## Exercise task
Your task is to give the listing below back word for word, pictures excluded.

## Task material
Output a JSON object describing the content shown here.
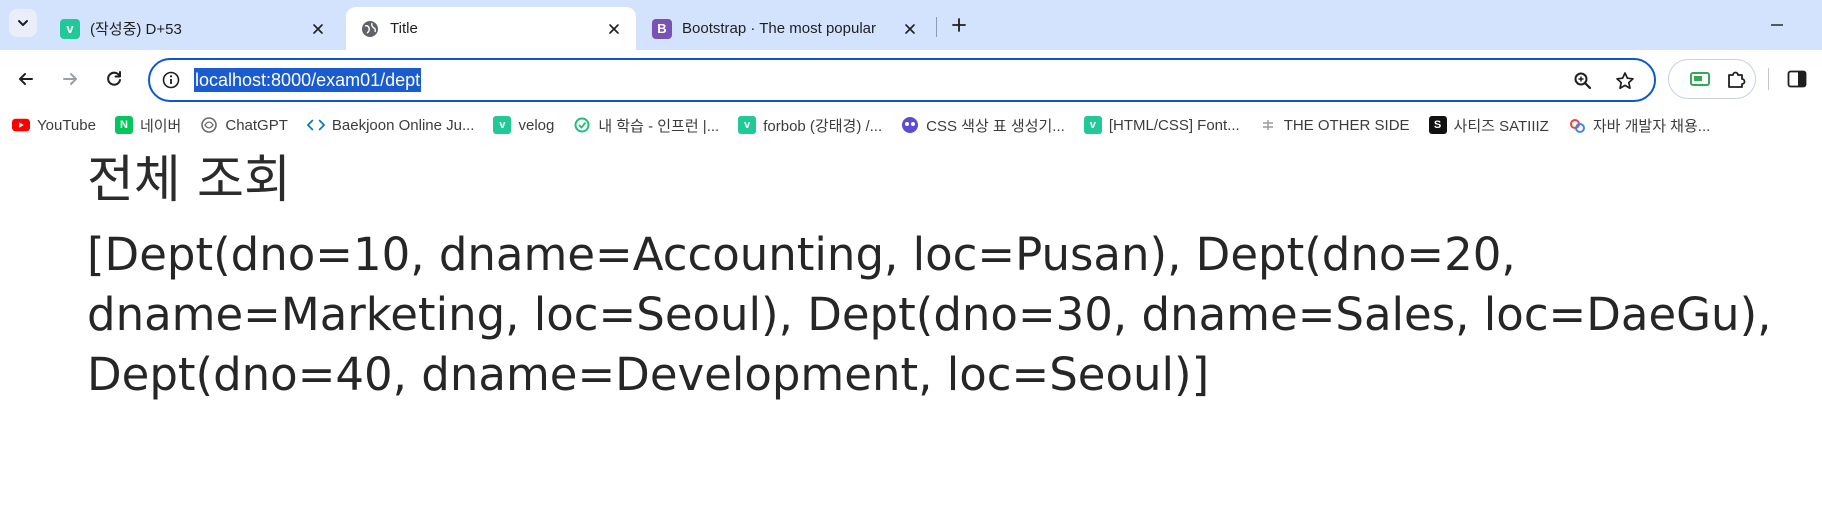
{
  "tabs": [
    {
      "title": "(작성중) D+53",
      "favicon": "velog-icon",
      "favicon_color": "#20c997",
      "favicon_letter": "v"
    },
    {
      "title": "Title",
      "favicon": "globe-icon",
      "favicon_color": "#5f6368",
      "favicon_letter": ""
    },
    {
      "title": "Bootstrap · The most popular",
      "favicon": "bootstrap-icon",
      "favicon_color": "#7952b3",
      "favicon_letter": "B"
    }
  ],
  "address_bar": {
    "url": "localhost:8000/exam01/dept"
  },
  "bookmarks": [
    {
      "label": "YouTube",
      "icon": "youtube-icon",
      "color": "#ff0000"
    },
    {
      "label": "네이버",
      "icon": "naver-icon",
      "color": "#03c75a",
      "letter": "N"
    },
    {
      "label": "ChatGPT",
      "icon": "chatgpt-icon",
      "color": "#6b6b6b"
    },
    {
      "label": "Baekjoon Online Ju...",
      "icon": "code-icon",
      "color": "#0076c0"
    },
    {
      "label": "velog",
      "icon": "velog-icon",
      "color": "#20c997",
      "letter": "v"
    },
    {
      "label": "내 학습 - 인프런 |...",
      "icon": "inflearn-icon",
      "color": "#1dc078"
    },
    {
      "label": "forbob (강태경) /...",
      "icon": "velog-icon",
      "color": "#20c997",
      "letter": "v"
    },
    {
      "label": "CSS 색상 표 생성기...",
      "icon": "mask-icon",
      "color": "#5b4bd6"
    },
    {
      "label": "[HTML/CSS] Font...",
      "icon": "velog-icon",
      "color": "#20c997",
      "letter": "v"
    },
    {
      "label": "THE OTHER SIDE",
      "icon": "dots-icon",
      "color": "#9a9a9a"
    },
    {
      "label": "사티즈 SATIIIZ",
      "icon": "satiiz-icon",
      "color": "#111111",
      "letter": "S"
    },
    {
      "label": "자바 개발자 채용...",
      "icon": "jobs-icon",
      "color": "#e8453c"
    }
  ],
  "page": {
    "title": "전체 조회",
    "content": "[Dept(dno=10, dname=Accounting, loc=Pusan), Dept(dno=20, dname=Marketing, loc=Seoul), Dept(dno=30, dname=Sales, loc=DaeGu), Dept(dno=40, dname=Development, loc=Seoul)]"
  },
  "colors": {
    "tabstrip": "#d3e3fd",
    "omnibox_border": "#0b57d0",
    "selection": "#1a5bcf"
  }
}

## Written solution
Output a JSON object describing the content shown here.
{
  "tabs": [
    {
      "title": "(작성중) D+53",
      "favicon": "velog-icon",
      "favicon_color": "#20c997",
      "favicon_letter": "v"
    },
    {
      "title": "Title",
      "favicon": "globe-icon",
      "favicon_color": "#5f6368",
      "favicon_letter": ""
    },
    {
      "title": "Bootstrap · The most popular",
      "favicon": "bootstrap-icon",
      "favicon_color": "#7952b3",
      "favicon_letter": "B"
    }
  ],
  "address_bar": {
    "url": "localhost:8000/exam01/dept"
  },
  "bookmarks": [
    {
      "label": "YouTube",
      "icon": "youtube-icon",
      "color": "#ff0000"
    },
    {
      "label": "네이버",
      "icon": "naver-icon",
      "color": "#03c75a",
      "letter": "N"
    },
    {
      "label": "ChatGPT",
      "icon": "chatgpt-icon",
      "color": "#6b6b6b"
    },
    {
      "label": "Baekjoon Online Ju...",
      "icon": "code-icon",
      "color": "#0076c0"
    },
    {
      "label": "velog",
      "icon": "velog-icon",
      "color": "#20c997",
      "letter": "v"
    },
    {
      "label": "내 학습 - 인프런 |...",
      "icon": "inflearn-icon",
      "color": "#1dc078"
    },
    {
      "label": "forbob (강태경) /...",
      "icon": "velog-icon",
      "color": "#20c997",
      "letter": "v"
    },
    {
      "label": "CSS 색상 표 생성기...",
      "icon": "mask-icon",
      "color": "#5b4bd6"
    },
    {
      "label": "[HTML/CSS] Font...",
      "icon": "velog-icon",
      "color": "#20c997",
      "letter": "v"
    },
    {
      "label": "THE OTHER SIDE",
      "icon": "dots-icon",
      "color": "#9a9a9a"
    },
    {
      "label": "사티즈 SATIIIZ",
      "icon": "satiiz-icon",
      "color": "#111111",
      "letter": "S"
    },
    {
      "label": "자바 개발자 채용...",
      "icon": "jobs-icon",
      "color": "#e8453c"
    }
  ],
  "page": {
    "title": "전체 조회",
    "content": "[Dept(dno=10, dname=Accounting, loc=Pusan), Dept(dno=20, dname=Marketing, loc=Seoul), Dept(dno=30, dname=Sales, loc=DaeGu), Dept(dno=40, dname=Development, loc=Seoul)]"
  },
  "colors": {
    "tabstrip": "#d3e3fd",
    "omnibox_border": "#0b57d0",
    "selection": "#1a5bcf"
  }
}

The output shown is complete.